┌──

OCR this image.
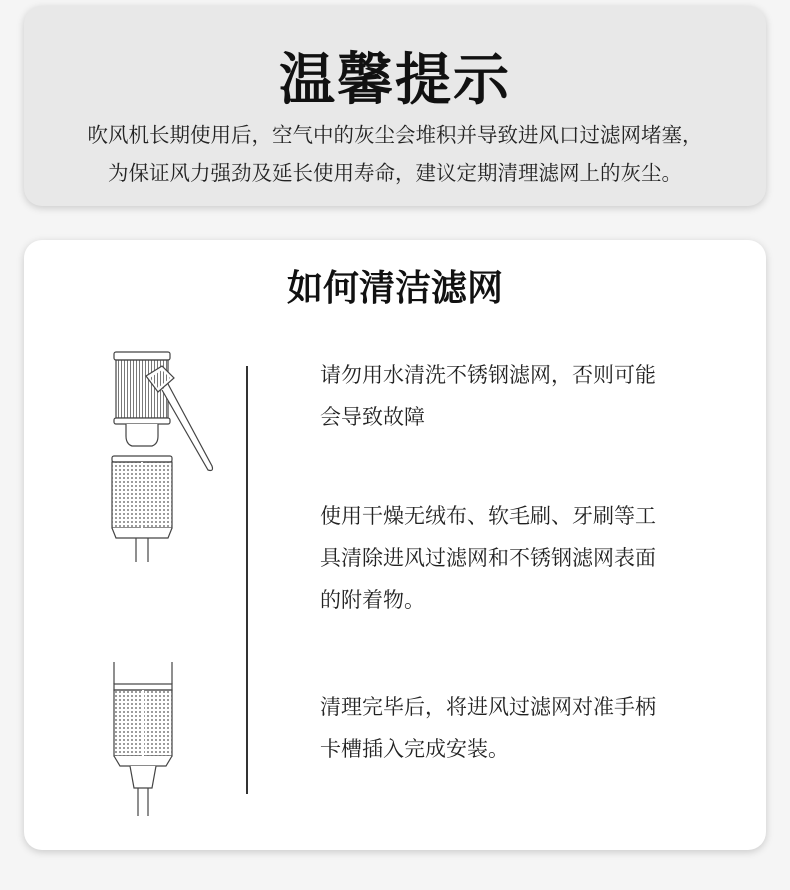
温馨提示
吹风机长期使用后，空气中的灰尘会堆积并导致进风口过滤网堵塞，
为保证风力强劲及延长使用寿命，建议定期清理滤网上的灰尘。
如何清洁滤网
请勿用水清洗不锈钢滤网，否则可能
会导致故障
使用干燥无绒布、软毛刷、牙刷等工
具清除进风过滤网和不锈钢滤网表面
的附着物。
清理完毕后，将进风过滤网对准手柄
卡槽插入完成安装。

└──

● **Written task**
Write out the entries above word for word. Do not include the pictures.

● **Solution**
OCR this image.
温馨提示
吹风机长期使用后，空气中的灰尘会堆积并导致进风口过滤网堵塞，
为保证风力强劲及延长使用寿命，建议定期清理滤网上的灰尘。
如何清洁滤网
请勿用水清洗不锈钢滤网，否则可能
会导致故障
使用干燥无绒布、软毛刷、牙刷等工
具清除进风过滤网和不锈钢滤网表面
的附着物。
清理完毕后，将进风过滤网对准手柄
卡槽插入完成安装。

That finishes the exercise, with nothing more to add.